*Short problem*: Retype the complete listing exactly as it appears.

*Material provided*:
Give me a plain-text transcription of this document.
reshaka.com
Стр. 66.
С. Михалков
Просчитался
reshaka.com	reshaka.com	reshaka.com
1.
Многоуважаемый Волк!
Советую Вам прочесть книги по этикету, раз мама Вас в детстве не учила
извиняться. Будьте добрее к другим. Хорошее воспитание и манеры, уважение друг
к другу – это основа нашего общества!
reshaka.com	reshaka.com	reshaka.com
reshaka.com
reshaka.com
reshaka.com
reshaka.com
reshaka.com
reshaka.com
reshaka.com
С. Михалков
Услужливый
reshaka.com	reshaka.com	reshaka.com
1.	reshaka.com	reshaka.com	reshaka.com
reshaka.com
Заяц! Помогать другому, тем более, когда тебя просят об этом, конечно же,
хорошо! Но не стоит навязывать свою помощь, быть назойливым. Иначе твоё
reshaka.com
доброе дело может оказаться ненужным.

*Complete output*:
Give me a plain-text transcription of this document.
reshaka.com
Стр. 66.
С. Михалков
Просчитался
reshaka.com	reshaka.com	reshaka.com
1.
Многоуважаемый Волк!
Советую Вам прочесть книги по этикету, раз мама Вас в детстве не учила
извиняться. Будьте добрее к другим. Хорошее воспитание и манеры, уважение друг
к другу – это основа нашего общества!
reshaka.com	reshaka.com	reshaka.com
reshaka.com
reshaka.com
reshaka.com
reshaka.com
reshaka.com
reshaka.com
reshaka.com
С. Михалков
Услужливый
reshaka.com	reshaka.com	reshaka.com
1.	reshaka.com	reshaka.com	reshaka.com
reshaka.com
Заяц! Помогать другому, тем более, когда тебя просят об этом, конечно же,
хорошо! Но не стоит навязывать свою помощь, быть назойливым. Иначе твоё
reshaka.com
доброе дело может оказаться ненужным.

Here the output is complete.